--- WHAT YOU HAVE TO DO ---
For the records below, say how many lines contain the string "одного". Give the number only.

--- SUPPLIED MATERIAL ---
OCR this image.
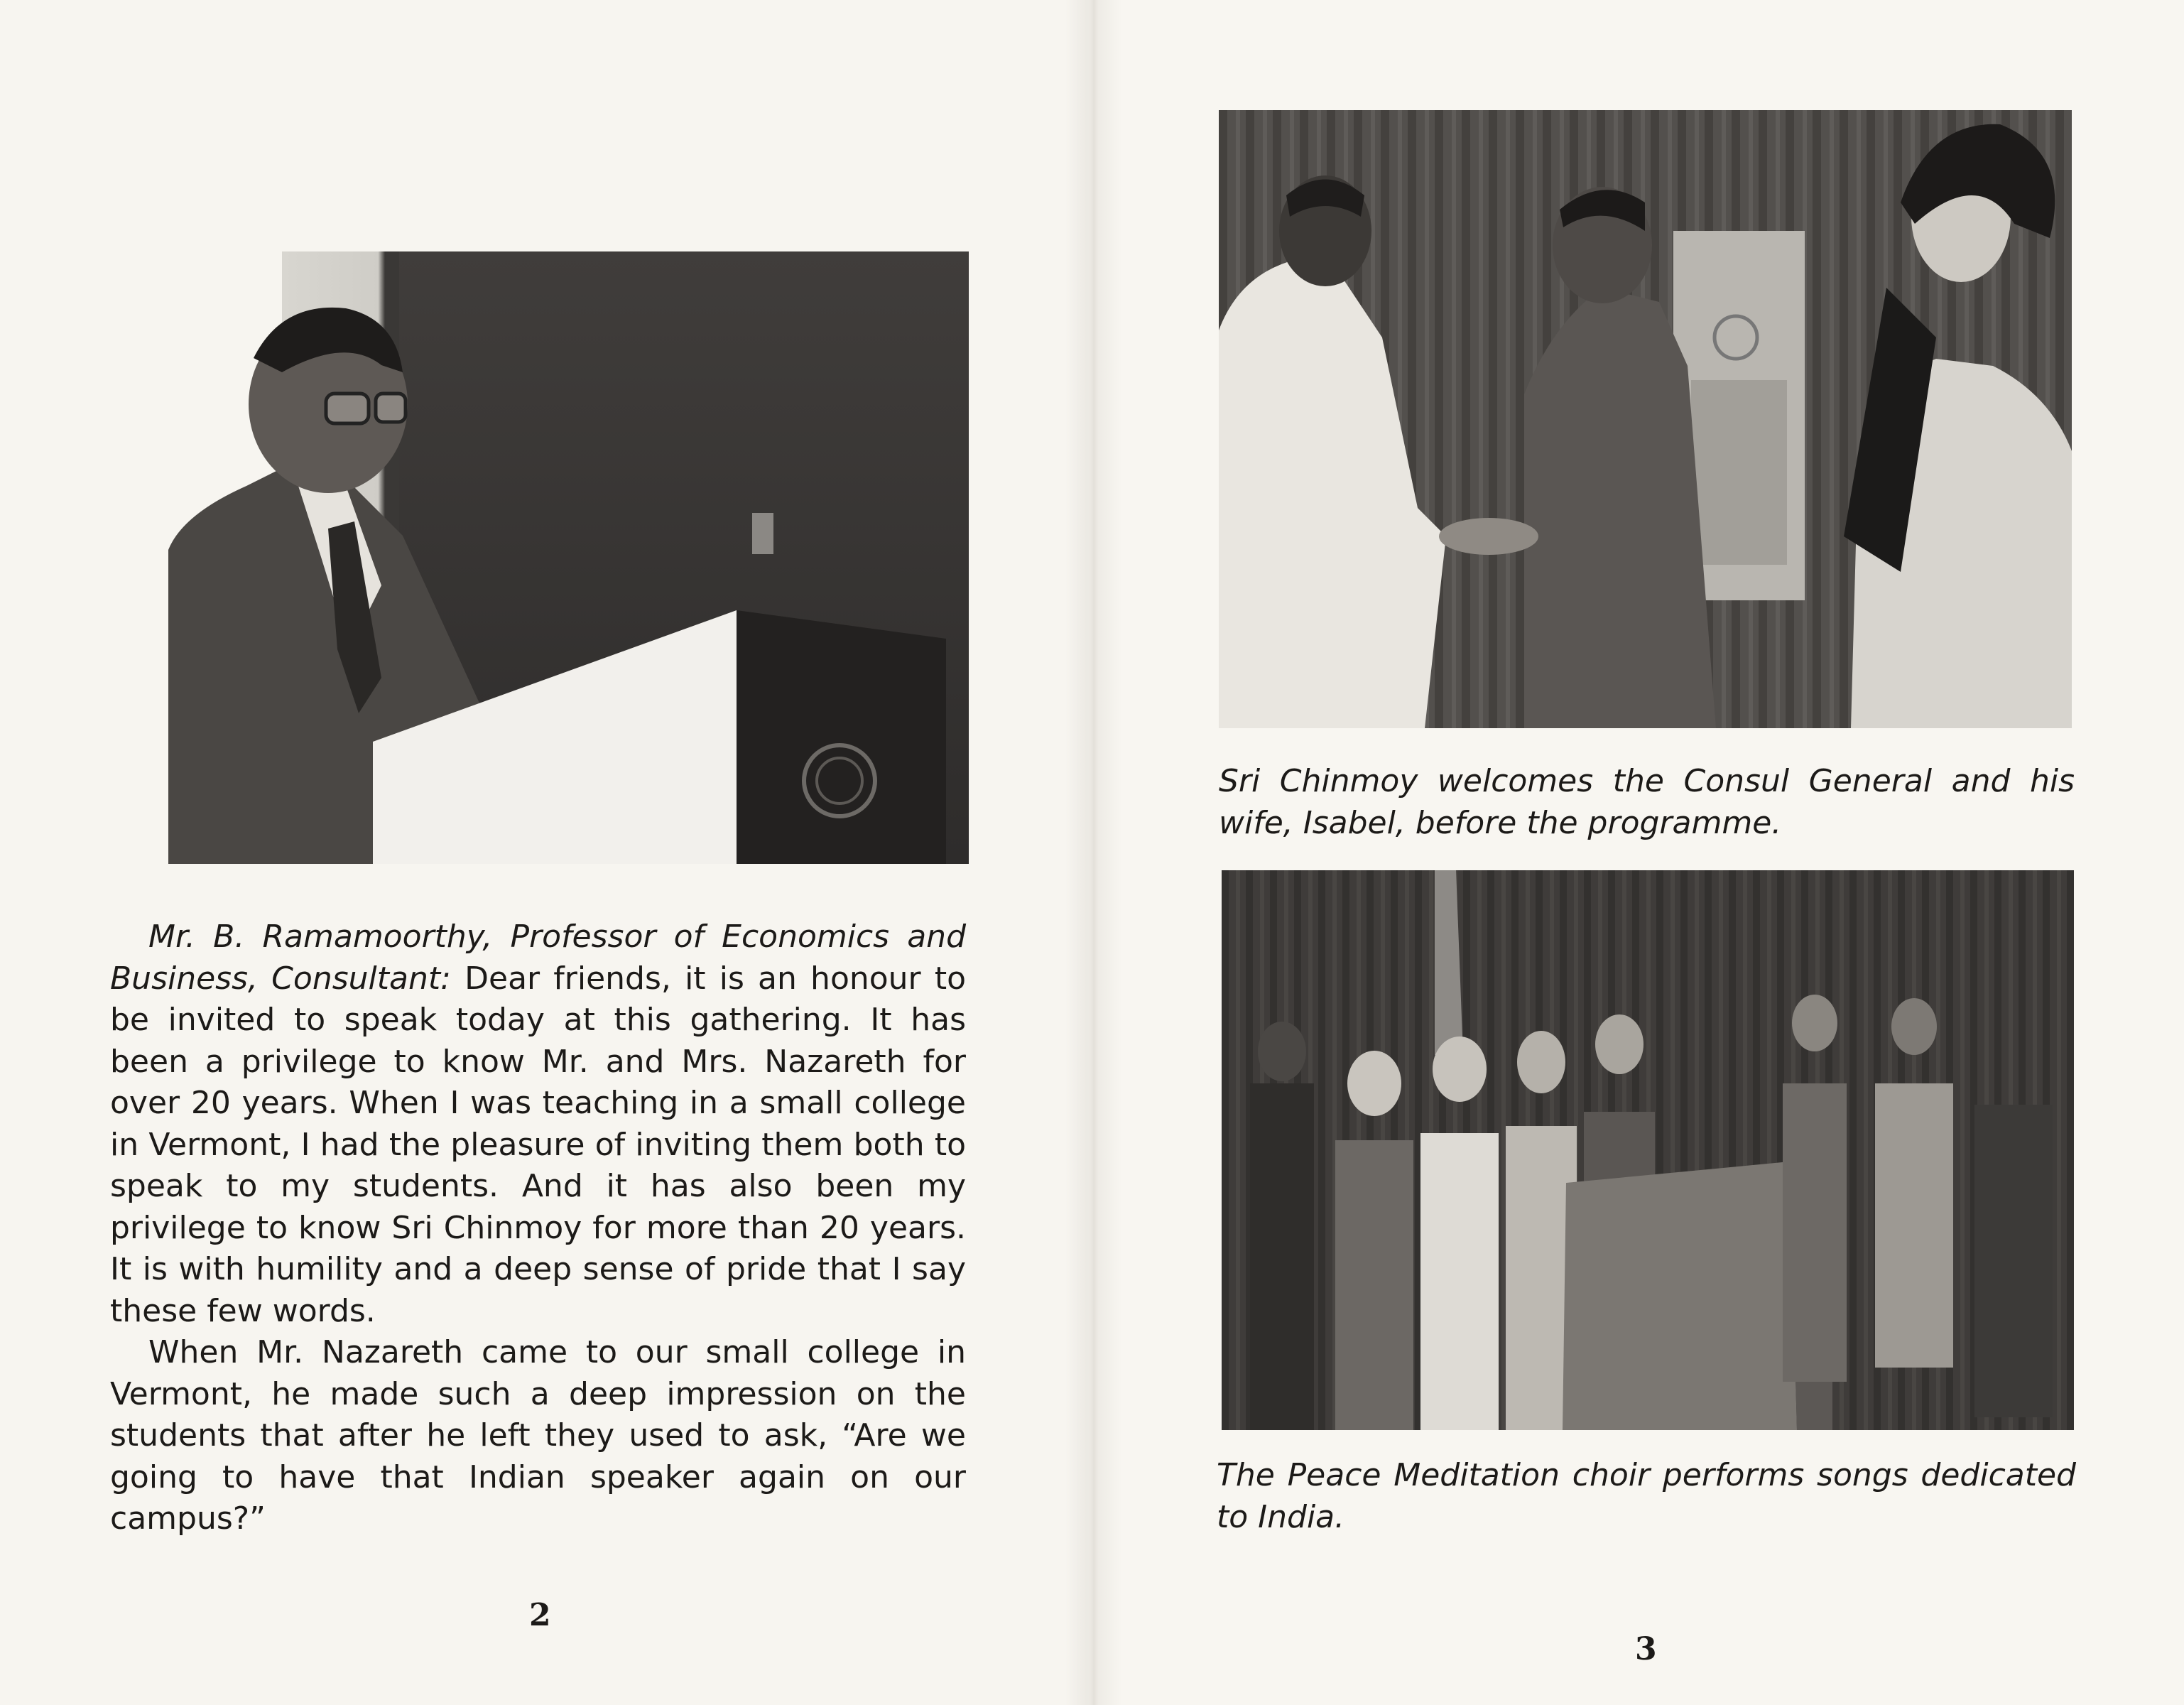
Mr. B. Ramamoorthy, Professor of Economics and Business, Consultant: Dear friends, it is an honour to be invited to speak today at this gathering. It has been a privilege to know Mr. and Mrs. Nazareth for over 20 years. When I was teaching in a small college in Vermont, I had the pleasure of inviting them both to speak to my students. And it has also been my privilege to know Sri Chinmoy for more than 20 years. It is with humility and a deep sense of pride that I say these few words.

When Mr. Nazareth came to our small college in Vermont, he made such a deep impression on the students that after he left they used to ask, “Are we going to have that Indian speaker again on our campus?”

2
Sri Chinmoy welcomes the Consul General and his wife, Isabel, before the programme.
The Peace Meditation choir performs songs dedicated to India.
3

---

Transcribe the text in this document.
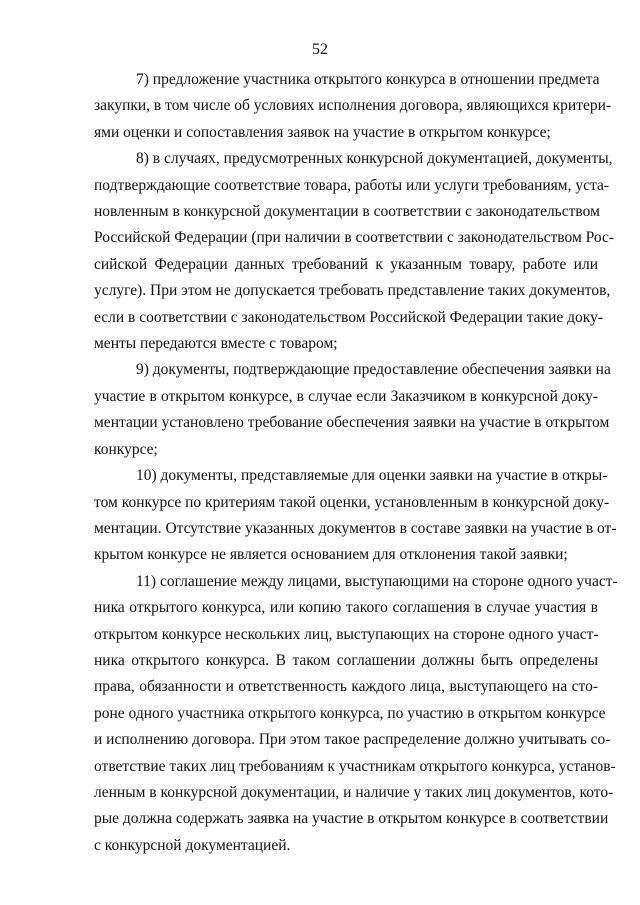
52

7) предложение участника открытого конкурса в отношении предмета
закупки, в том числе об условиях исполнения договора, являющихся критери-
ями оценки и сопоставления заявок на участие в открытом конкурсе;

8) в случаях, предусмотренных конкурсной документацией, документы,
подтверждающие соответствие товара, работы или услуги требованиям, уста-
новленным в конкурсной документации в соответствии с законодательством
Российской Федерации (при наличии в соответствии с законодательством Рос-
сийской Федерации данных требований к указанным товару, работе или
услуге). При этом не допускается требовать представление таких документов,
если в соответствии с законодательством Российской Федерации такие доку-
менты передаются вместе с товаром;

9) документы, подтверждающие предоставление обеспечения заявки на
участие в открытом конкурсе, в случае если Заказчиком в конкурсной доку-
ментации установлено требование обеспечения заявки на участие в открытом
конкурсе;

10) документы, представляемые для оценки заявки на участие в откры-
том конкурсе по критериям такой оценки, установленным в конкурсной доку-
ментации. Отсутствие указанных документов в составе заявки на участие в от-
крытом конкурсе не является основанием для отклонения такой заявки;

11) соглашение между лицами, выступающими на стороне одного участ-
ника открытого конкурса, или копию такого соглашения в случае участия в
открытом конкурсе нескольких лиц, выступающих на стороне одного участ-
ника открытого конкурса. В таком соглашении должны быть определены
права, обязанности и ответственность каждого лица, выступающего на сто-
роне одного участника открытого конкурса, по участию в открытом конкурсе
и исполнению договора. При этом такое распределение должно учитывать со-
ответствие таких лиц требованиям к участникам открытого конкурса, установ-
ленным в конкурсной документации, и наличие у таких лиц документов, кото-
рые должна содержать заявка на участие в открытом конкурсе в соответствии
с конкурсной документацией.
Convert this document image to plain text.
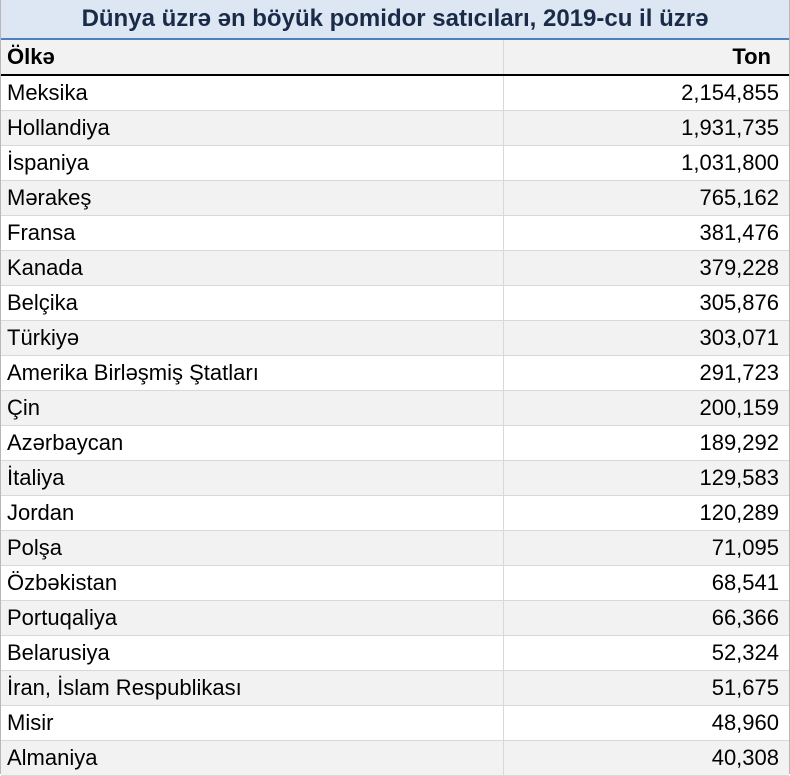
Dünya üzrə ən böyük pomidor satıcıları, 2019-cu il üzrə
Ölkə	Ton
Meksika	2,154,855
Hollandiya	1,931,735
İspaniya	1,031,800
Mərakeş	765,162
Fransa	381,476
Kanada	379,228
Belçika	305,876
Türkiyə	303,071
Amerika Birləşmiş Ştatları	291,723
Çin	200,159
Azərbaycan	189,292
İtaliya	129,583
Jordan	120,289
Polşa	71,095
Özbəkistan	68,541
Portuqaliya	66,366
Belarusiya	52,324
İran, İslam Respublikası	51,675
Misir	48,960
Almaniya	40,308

---

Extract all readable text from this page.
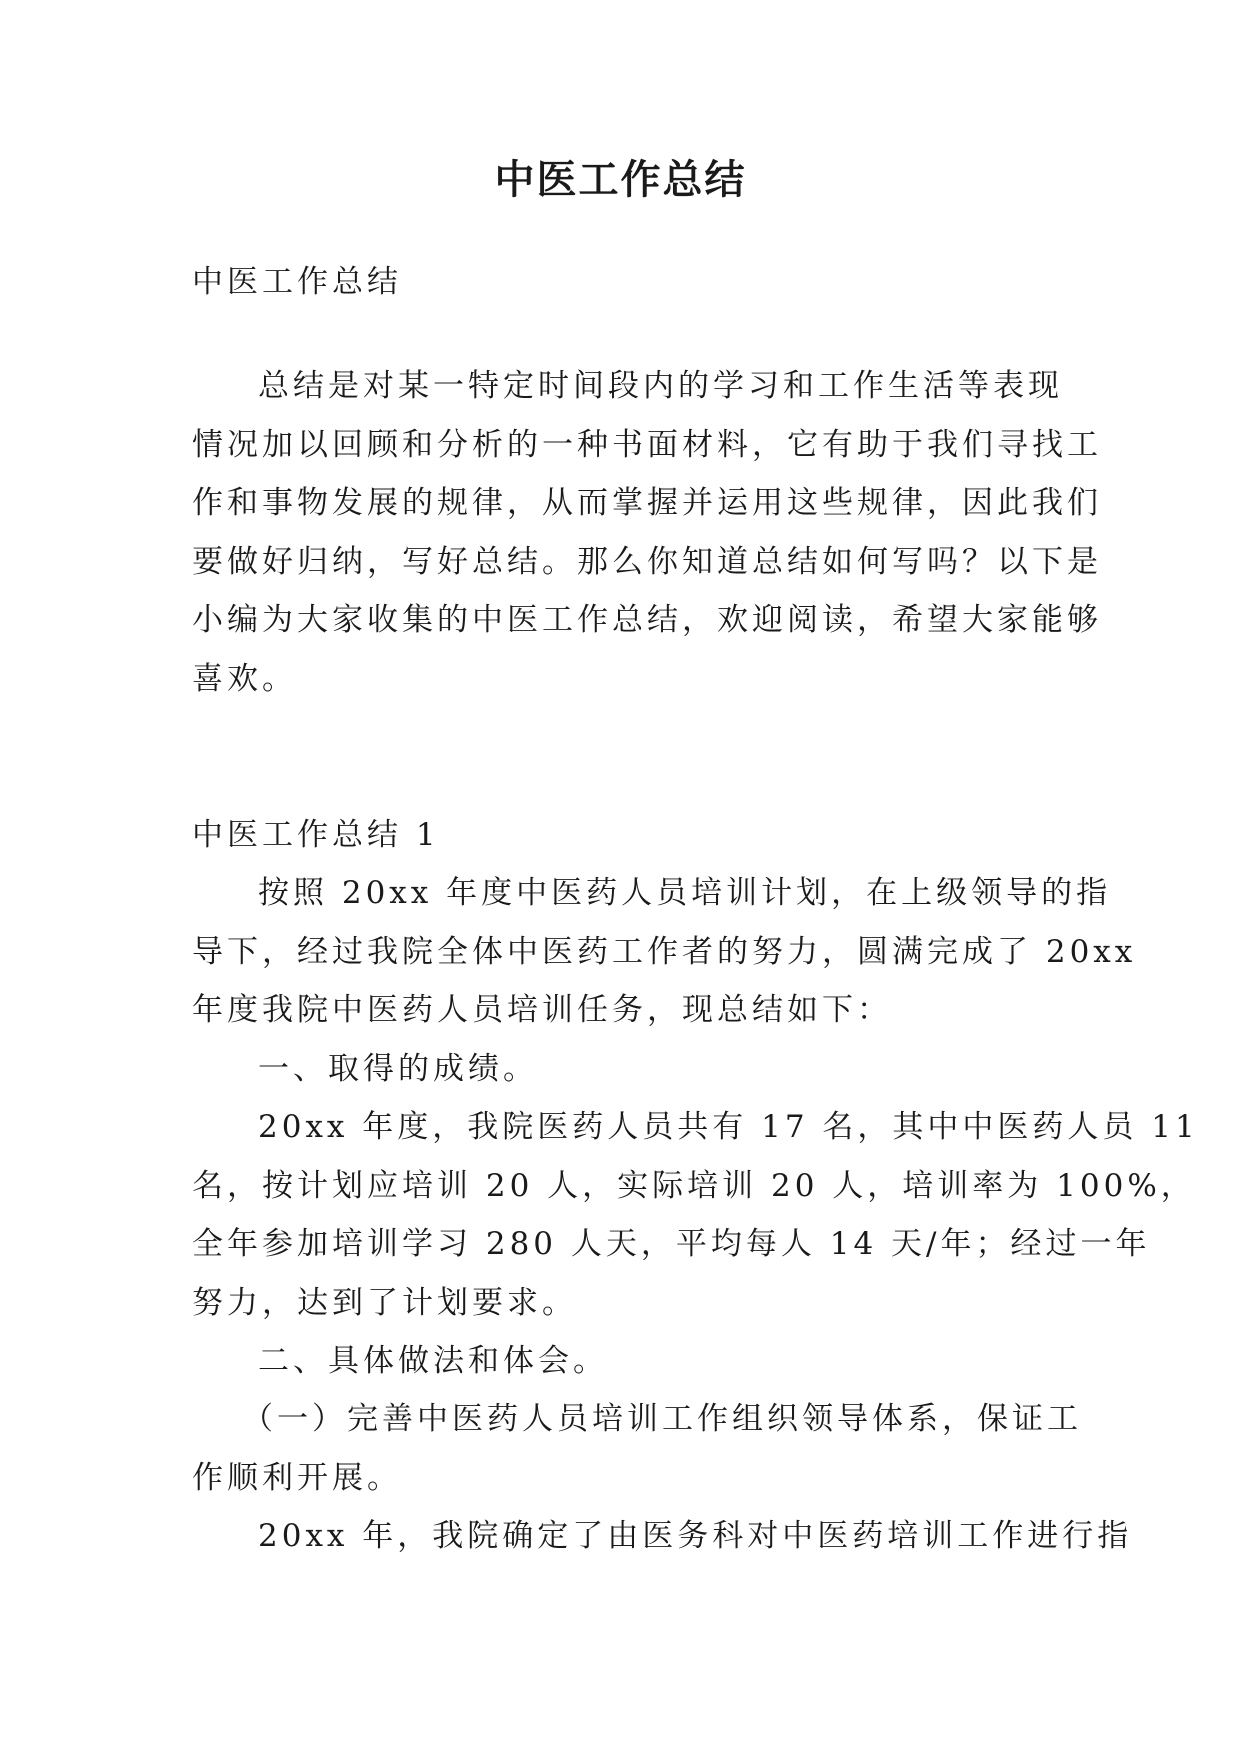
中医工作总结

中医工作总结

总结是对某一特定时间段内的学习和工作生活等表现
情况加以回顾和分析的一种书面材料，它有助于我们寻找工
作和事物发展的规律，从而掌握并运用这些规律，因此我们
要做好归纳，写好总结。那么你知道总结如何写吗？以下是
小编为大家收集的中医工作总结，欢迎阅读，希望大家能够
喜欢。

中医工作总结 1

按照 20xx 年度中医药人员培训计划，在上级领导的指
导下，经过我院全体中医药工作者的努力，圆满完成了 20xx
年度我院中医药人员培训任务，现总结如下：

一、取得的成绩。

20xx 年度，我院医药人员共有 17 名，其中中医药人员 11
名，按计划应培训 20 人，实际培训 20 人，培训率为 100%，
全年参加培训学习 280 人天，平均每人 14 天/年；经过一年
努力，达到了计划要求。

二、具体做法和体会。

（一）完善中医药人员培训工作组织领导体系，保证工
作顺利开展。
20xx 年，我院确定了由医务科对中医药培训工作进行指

--- RESPONSE FOR THIS EXERCISE ---
3